+++ ENTRIES SUPPLIED

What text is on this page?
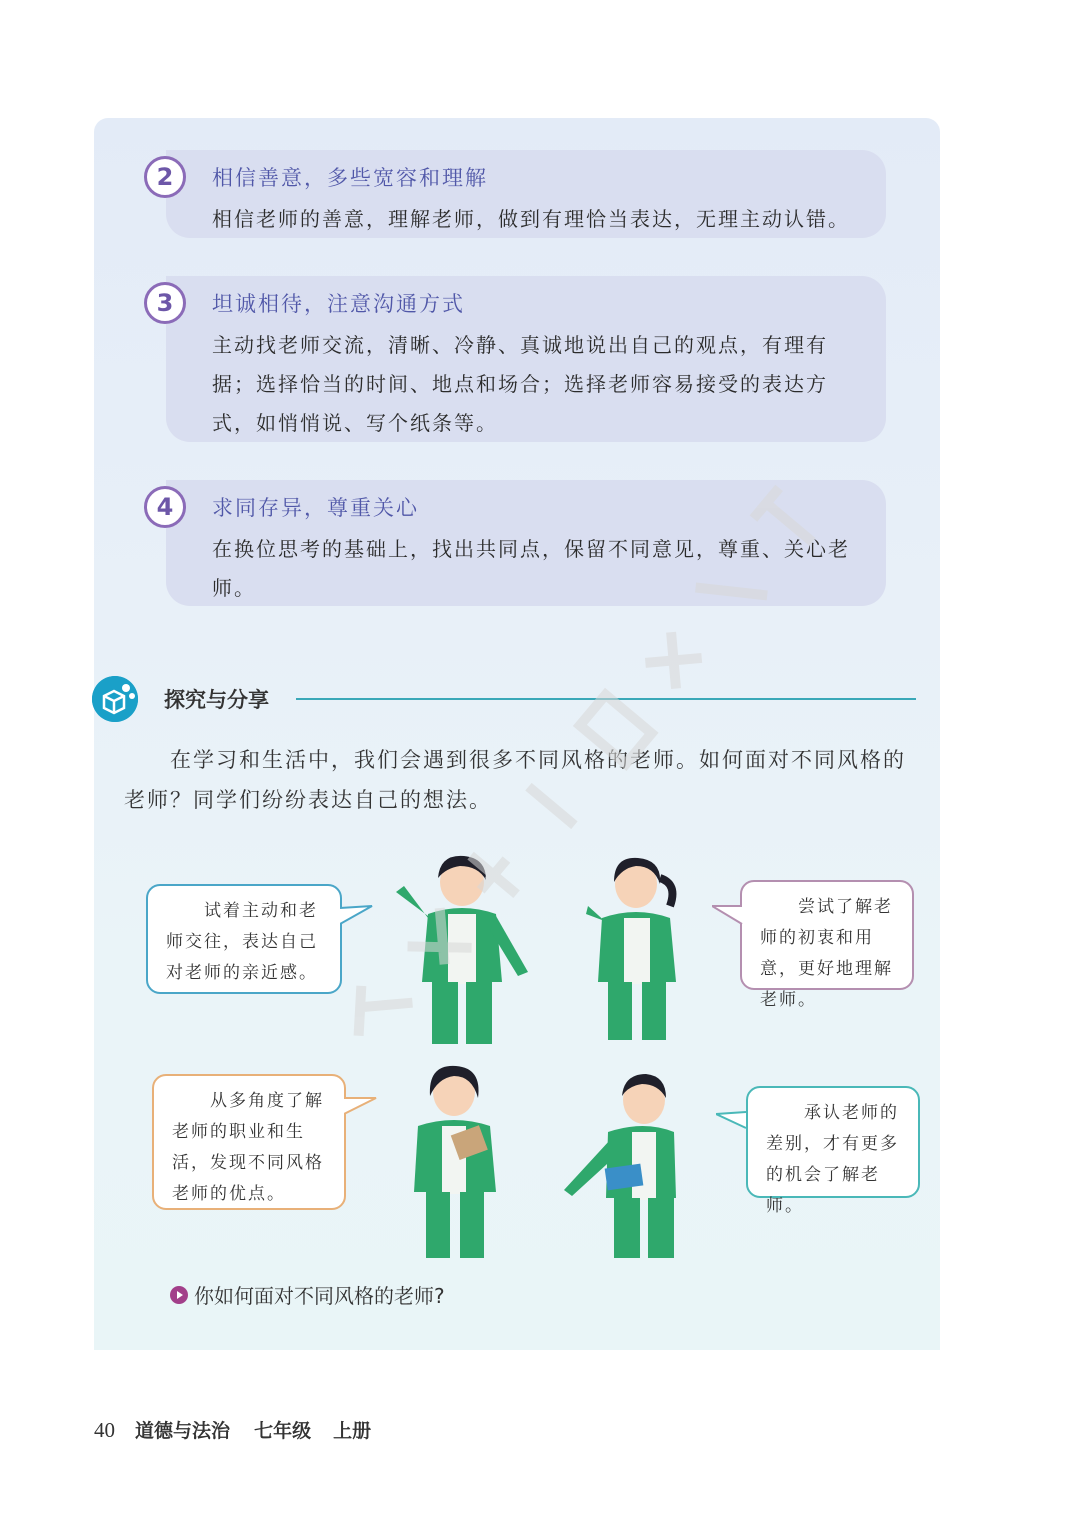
2	相信善意，多些宽容和理解
相信老师的善意，理解老师，做到有理恰当表达，无理主动认错。
3	坦诚相待，注意沟通方式
主动找老师交流，清晰、冷静、真诚地说出自己的观点，有理有据；选择恰当的时间、地点和场合；选择老师容易接受的表达方式，如悄悄说、写个纸条等。
4	求同存异，尊重关心
在换位思考的基础上，找出共同点，保留不同意见，尊重、关心老师。
探究与分享
在学习和生活中，我们会遇到很多不同风格的老师。如何面对不同风格的老师？同学们纷纷表达自己的想法。
试着主动和老师交往，表达自己对老师的亲近感。
尝试了解老师的初衷和用意，更好地理解老师。
从多角度了解老师的职业和生活，发现不同风格老师的优点。
承认老师的差别，才有更多的机会了解老师。
你如何面对不同风格的老师?
40 道德与法治 七年级 上册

++++++

- _EXERCISE TASK_
Omit the pictures and restate the rest of the records verbatim.

- _TASK OUTPUT_
What text is on this page?
2	相信善意，多些宽容和理解
相信老师的善意，理解老师，做到有理恰当表达，无理主动认错。
3	坦诚相待，注意沟通方式
主动找老师交流，清晰、冷静、真诚地说出自己的观点，有理有据；选择恰当的时间、地点和场合；选择老师容易接受的表达方式，如悄悄说、写个纸条等。
4	求同存异，尊重关心
在换位思考的基础上，找出共同点，保留不同意见，尊重、关心老师。
探究与分享
在学习和生活中，我们会遇到很多不同风格的老师。如何面对不同风格的老师？同学们纷纷表达自己的想法。
试着主动和老师交往，表达自己对老师的亲近感。
尝试了解老师的初衷和用意，更好地理解老师。
从多角度了解老师的职业和生活，发现不同风格老师的优点。
承认老师的差别，才有更多的机会了解老师。
你如何面对不同风格的老师?
40 道德与法治 七年级 上册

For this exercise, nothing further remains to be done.